Repeat every entry word for word, but leave the images out of your copy.
★ ★ ★ ★ ★
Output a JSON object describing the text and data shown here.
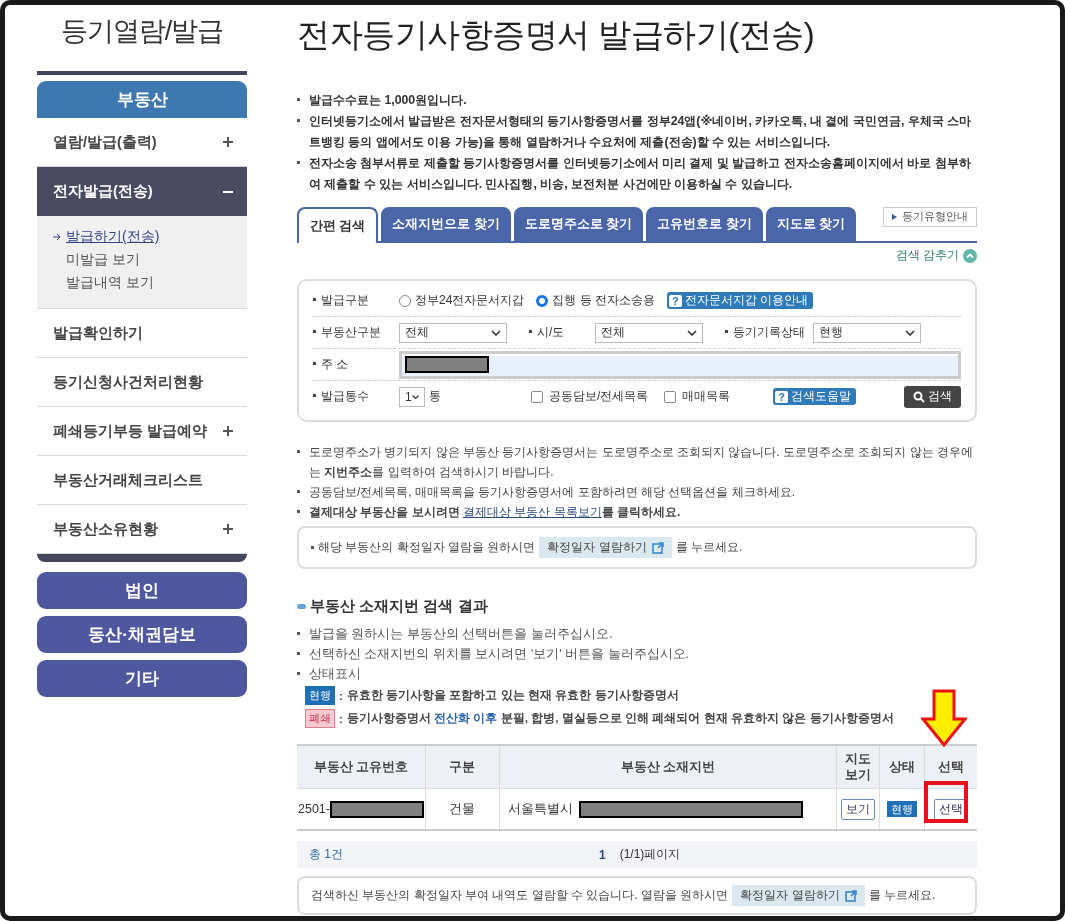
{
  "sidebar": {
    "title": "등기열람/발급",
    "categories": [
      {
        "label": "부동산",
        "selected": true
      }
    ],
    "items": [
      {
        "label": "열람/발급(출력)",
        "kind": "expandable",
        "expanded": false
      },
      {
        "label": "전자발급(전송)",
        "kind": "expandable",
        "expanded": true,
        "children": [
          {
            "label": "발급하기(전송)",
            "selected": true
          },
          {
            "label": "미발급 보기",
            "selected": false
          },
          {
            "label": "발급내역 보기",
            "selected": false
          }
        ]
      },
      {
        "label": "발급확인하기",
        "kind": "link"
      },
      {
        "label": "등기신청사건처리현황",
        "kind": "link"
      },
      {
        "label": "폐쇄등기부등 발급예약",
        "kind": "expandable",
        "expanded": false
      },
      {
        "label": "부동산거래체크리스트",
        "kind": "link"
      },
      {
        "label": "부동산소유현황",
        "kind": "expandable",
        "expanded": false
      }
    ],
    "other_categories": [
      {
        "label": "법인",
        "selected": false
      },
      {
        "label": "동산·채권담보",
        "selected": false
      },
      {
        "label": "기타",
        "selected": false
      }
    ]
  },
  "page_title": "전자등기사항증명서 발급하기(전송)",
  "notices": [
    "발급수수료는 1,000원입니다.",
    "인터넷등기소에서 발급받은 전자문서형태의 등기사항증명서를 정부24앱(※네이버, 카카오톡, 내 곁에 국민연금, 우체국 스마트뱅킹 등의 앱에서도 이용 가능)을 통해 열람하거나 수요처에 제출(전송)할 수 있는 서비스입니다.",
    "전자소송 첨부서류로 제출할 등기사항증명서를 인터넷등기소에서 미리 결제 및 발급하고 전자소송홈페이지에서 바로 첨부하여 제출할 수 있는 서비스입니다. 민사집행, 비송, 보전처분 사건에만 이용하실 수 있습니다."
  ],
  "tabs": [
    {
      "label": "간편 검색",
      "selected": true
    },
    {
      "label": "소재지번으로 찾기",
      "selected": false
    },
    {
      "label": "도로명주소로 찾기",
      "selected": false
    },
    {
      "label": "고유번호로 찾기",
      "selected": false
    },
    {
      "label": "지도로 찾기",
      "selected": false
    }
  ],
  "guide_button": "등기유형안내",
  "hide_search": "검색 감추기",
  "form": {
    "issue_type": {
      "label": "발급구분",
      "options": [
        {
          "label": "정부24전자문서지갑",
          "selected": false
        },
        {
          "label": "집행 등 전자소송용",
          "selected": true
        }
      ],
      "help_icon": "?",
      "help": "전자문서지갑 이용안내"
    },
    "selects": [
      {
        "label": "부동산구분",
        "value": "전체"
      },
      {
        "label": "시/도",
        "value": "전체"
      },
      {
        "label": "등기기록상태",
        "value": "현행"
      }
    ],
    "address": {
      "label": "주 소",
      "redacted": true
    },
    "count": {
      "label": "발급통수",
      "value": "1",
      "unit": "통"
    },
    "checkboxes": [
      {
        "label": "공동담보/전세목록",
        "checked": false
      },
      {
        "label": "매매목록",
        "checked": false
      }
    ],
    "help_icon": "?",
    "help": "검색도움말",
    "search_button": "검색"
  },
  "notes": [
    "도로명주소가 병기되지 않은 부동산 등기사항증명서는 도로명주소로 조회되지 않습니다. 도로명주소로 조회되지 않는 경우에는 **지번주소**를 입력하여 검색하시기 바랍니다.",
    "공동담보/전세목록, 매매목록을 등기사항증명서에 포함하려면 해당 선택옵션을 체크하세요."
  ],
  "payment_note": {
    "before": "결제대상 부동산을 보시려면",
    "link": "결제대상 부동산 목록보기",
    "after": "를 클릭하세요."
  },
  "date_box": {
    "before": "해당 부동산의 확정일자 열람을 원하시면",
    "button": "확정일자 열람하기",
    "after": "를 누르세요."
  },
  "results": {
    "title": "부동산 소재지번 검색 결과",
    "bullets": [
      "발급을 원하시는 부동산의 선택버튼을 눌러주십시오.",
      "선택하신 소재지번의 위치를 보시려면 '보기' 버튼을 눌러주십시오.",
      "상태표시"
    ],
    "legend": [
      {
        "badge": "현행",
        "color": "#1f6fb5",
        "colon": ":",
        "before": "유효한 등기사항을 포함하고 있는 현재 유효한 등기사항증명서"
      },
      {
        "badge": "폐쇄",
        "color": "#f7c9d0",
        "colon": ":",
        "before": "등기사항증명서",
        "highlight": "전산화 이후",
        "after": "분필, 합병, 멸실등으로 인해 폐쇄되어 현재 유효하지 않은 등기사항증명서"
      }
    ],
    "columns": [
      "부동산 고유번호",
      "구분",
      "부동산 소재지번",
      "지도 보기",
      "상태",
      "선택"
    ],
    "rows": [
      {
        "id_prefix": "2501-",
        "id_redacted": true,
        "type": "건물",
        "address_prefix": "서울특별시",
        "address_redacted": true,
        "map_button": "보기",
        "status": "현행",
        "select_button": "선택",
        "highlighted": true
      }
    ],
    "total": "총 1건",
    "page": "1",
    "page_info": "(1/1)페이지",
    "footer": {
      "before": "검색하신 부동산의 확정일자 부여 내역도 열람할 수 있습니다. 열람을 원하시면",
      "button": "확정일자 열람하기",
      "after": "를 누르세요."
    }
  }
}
★ ★ ★ ★ ★
THE REPLY.
Output a JSON object describing the text and data shown here.
{
  "sidebar": {
    "title": "등기열람/발급",
    "categories": [
      {
        "label": "부동산",
        "selected": true
      }
    ],
    "items": [
      {
        "label": "열람/발급(출력)",
        "kind": "expandable",
        "expanded": false
      },
      {
        "label": "전자발급(전송)",
        "kind": "expandable",
        "expanded": true,
        "children": [
          {
            "label": "발급하기(전송)",
            "selected": true
          },
          {
            "label": "미발급 보기",
            "selected": false
          },
          {
            "label": "발급내역 보기",
            "selected": false
          }
        ]
      },
      {
        "label": "발급확인하기",
        "kind": "link"
      },
      {
        "label": "등기신청사건처리현황",
        "kind": "link"
      },
      {
        "label": "폐쇄등기부등 발급예약",
        "kind": "expandable",
        "expanded": false
      },
      {
        "label": "부동산거래체크리스트",
        "kind": "link"
      },
      {
        "label": "부동산소유현황",
        "kind": "expandable",
        "expanded": false
      }
    ],
    "other_categories": [
      {
        "label": "법인",
        "selected": false
      },
      {
        "label": "동산·채권담보",
        "selected": false
      },
      {
        "label": "기타",
        "selected": false
      }
    ]
  },
  "page_title": "전자등기사항증명서 발급하기(전송)",
  "notices": [
    "발급수수료는 1,000원입니다.",
    "인터넷등기소에서 발급받은 전자문서형태의 등기사항증명서를 정부24앱(※네이버, 카카오톡, 내 곁에 국민연금, 우체국 스마트뱅킹 등의 앱에서도 이용 가능)을 통해 열람하거나 수요처에 제출(전송)할 수 있는 서비스입니다.",
    "전자소송 첨부서류로 제출할 등기사항증명서를 인터넷등기소에서 미리 결제 및 발급하고 전자소송홈페이지에서 바로 첨부하여 제출할 수 있는 서비스입니다. 민사집행, 비송, 보전처분 사건에만 이용하실 수 있습니다."
  ],
  "tabs": [
    {
      "label": "간편 검색",
      "selected": true
    },
    {
      "label": "소재지번으로 찾기",
      "selected": false
    },
    {
      "label": "도로명주소로 찾기",
      "selected": false
    },
    {
      "label": "고유번호로 찾기",
      "selected": false
    },
    {
      "label": "지도로 찾기",
      "selected": false
    }
  ],
  "guide_button": "등기유형안내",
  "hide_search": "검색 감추기",
  "form": {
    "issue_type": {
      "label": "발급구분",
      "options": [
        {
          "label": "정부24전자문서지갑",
          "selected": false
        },
        {
          "label": "집행 등 전자소송용",
          "selected": true
        }
      ],
      "help_icon": "?",
      "help": "전자문서지갑 이용안내"
    },
    "selects": [
      {
        "label": "부동산구분",
        "value": "전체"
      },
      {
        "label": "시/도",
        "value": "전체"
      },
      {
        "label": "등기기록상태",
        "value": "현행"
      }
    ],
    "address": {
      "label": "주 소",
      "redacted": true
    },
    "count": {
      "label": "발급통수",
      "value": "1",
      "unit": "통"
    },
    "checkboxes": [
      {
        "label": "공동담보/전세목록",
        "checked": false
      },
      {
        "label": "매매목록",
        "checked": false
      }
    ],
    "help_icon": "?",
    "help": "검색도움말",
    "search_button": "검색"
  },
  "notes": [
    "도로명주소가 병기되지 않은 부동산 등기사항증명서는 도로명주소로 조회되지 않습니다. 도로명주소로 조회되지 않는 경우에는 **지번주소**를 입력하여 검색하시기 바랍니다.",
    "공동담보/전세목록, 매매목록을 등기사항증명서에 포함하려면 해당 선택옵션을 체크하세요."
  ],
  "payment_note": {
    "before": "결제대상 부동산을 보시려면",
    "link": "결제대상 부동산 목록보기",
    "after": "를 클릭하세요."
  },
  "date_box": {
    "before": "해당 부동산의 확정일자 열람을 원하시면",
    "button": "확정일자 열람하기",
    "after": "를 누르세요."
  },
  "results": {
    "title": "부동산 소재지번 검색 결과",
    "bullets": [
      "발급을 원하시는 부동산의 선택버튼을 눌러주십시오.",
      "선택하신 소재지번의 위치를 보시려면 '보기' 버튼을 눌러주십시오.",
      "상태표시"
    ],
    "legend": [
      {
        "badge": "현행",
        "color": "#1f6fb5",
        "colon": ":",
        "before": "유효한 등기사항을 포함하고 있는 현재 유효한 등기사항증명서"
      },
      {
        "badge": "폐쇄",
        "color": "#f7c9d0",
        "colon": ":",
        "before": "등기사항증명서",
        "highlight": "전산화 이후",
        "after": "분필, 합병, 멸실등으로 인해 폐쇄되어 현재 유효하지 않은 등기사항증명서"
      }
    ],
    "columns": [
      "부동산 고유번호",
      "구분",
      "부동산 소재지번",
      "지도 보기",
      "상태",
      "선택"
    ],
    "rows": [
      {
        "id_prefix": "2501-",
        "id_redacted": true,
        "type": "건물",
        "address_prefix": "서울특별시",
        "address_redacted": true,
        "map_button": "보기",
        "status": "현행",
        "select_button": "선택",
        "highlighted": true
      }
    ],
    "total": "총 1건",
    "page": "1",
    "page_info": "(1/1)페이지",
    "footer": {
      "before": "검색하신 부동산의 확정일자 부여 내역도 열람할 수 있습니다. 열람을 원하시면",
      "button": "확정일자 열람하기",
      "after": "를 누르세요."
    }
  }
}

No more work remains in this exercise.